** START Quoted text **
CTF 53 (COMLOGFOR NAVCENT) supported TF 58 by conducting routine re-supply of the ARGs by replenishment at sea throughout the operation. Mission-critical supplies were transported from sites in theater to TF 58 forces afloat in the North Arabian Sea. During the operation, over eighteen million gallons of ship’s fuel, two million gallons of aviation fuel, and ten thousand pallets of supplies were delivered to the two ARGs. Ships of the ARGs also picked up and delivered four CH-53Es and an AH-1W that were shipped from CONUS to augment or replace damaged aircraft. CTF 53 superbly supported the Marines throughout the operation.

The ARG’s maintained an aggressive wet well and flight deck cycle to support the initial assault and subsequent operations on the objective. The PELARG debarked over 1,700 personnel, 180 vehicles and 267 short tons of cargo; the BATARG debarked over 1800 personnel, 70 vehicles, and 400 short tons of cargo. Developing a “Force” Tactical Logistics (TACLOG) to track ship to shore movement and the subsequent move inland was accomplished by assigning one ARG the role as executive agent for TACLOG functions. At various stages of the movement ashore, each MEU was responsible for consolidating, deconflicting and reporting all movement from both ARGs to the objectives, their assignment to the duty following a supported/supporting relationship.

The force cap levied upon Naval forces at Rhino challenged the logistics system. Because TF 58 had to ensure that it possessed sufficient combat power to maintain security in Afghanistan, a trade-off was forced between support assets and combat power. Due to the uncertain nature of the security situation during the early days of the operation, limited combat support assets were moved ashore to Rhino. Coupled with this was direction from Central Command to “get the Coalition forces into the fight” as soon as possible. These competing requirements and limitations required TF 58 planners to continually assess and modify the flow of material to the objective to maintain the proper mix of combat power and sustainment.

During the first thirty-six days (25 November to 30 December), threat conditions limited flight operations at Rhino to the hours of darkness. Although the threat appeared to diminish, TF 58 chose to continue this restriction. One reason was that the aircrews had established a night time battle rhythm, and it was less disruptive for them to continue to operate at night rather than conduct a transition to daylight hours. The second reason was that the SEABEES required an increasing amount of time to maintain and repair the continuously degrading dirt runway. Finally, the expanse of uncontrolled territory around Rhino remained a concern in light of possible infiltration of a MANPAD threat.

By 28 November, TF 58 had conducted three continuous nights of fixed wing aviation operations at Rhino and the runway was in dire need of repair. Not only had the top six inches of the hardened desert airstrip been pulverized, but numerous ruts, some in excess of ten inches deep, had been created across the landing strip. On D+3, thirty SEABEES from the Air Detachment of Naval Mobile Construction Battalion (NMCB) 133 (designated TG 58.5) arrived on the first C-17 into FOB Rhino. They performed the first tactical offload of cargo from a C-17 on an expeditionary airfield in SEABEE history.
** END Quoted text **
** START Collected material **
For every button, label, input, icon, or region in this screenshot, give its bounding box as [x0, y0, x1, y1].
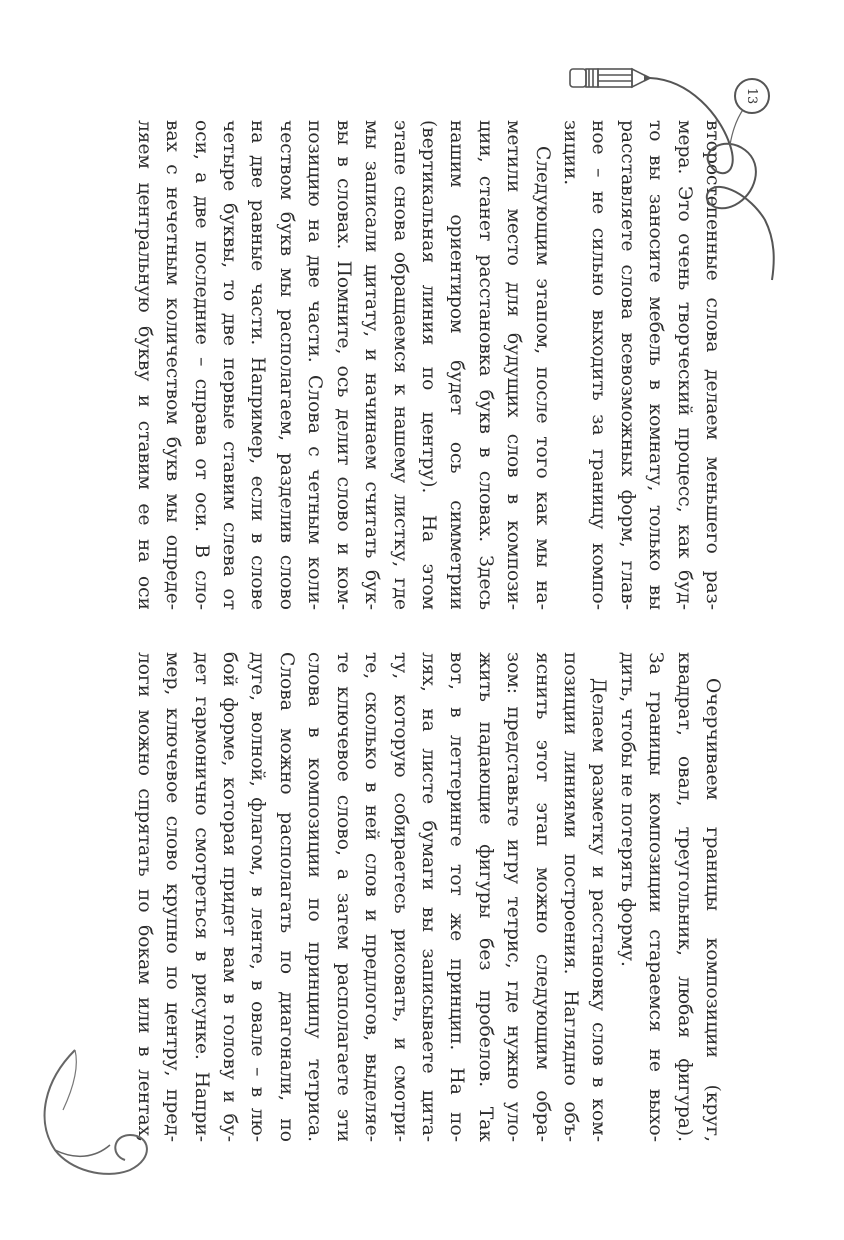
** END Collected material **
[Exercise requirements]
1. In the TF 58 logistics text, how many SEABEES arrived on the first C-17 into FOB Rhino?
2. Rewrite the TF 58 logistics text from "CTF 53 (COMLOGFOR" through "Marines throughout the operation.", changing "CTF 53" to "Task Force 53".

[Task responses]
1. Thirty

2.
Task Force 53 (COMLOGFOR NAVCENT) supported TF 58 by conducting routine re-supply of the ARGs by replenishment at sea throughout the operation. Mission-critical supplies were transported from sites in theater to TF 58 forces afloat in the North Arabian Sea. During the operation, over eighteen million gallons of ship’s fuel, two million gallons of aviation fuel, and ten thousand pallets of supplies were delivered to the two ARGs. Ships of the ARGs also picked up and delivered four CH-53Es and an AH-1W that were shipped from CONUS to augment or replace damaged aircraft. Task Force 53 superbly supported the Marines throughout the operation.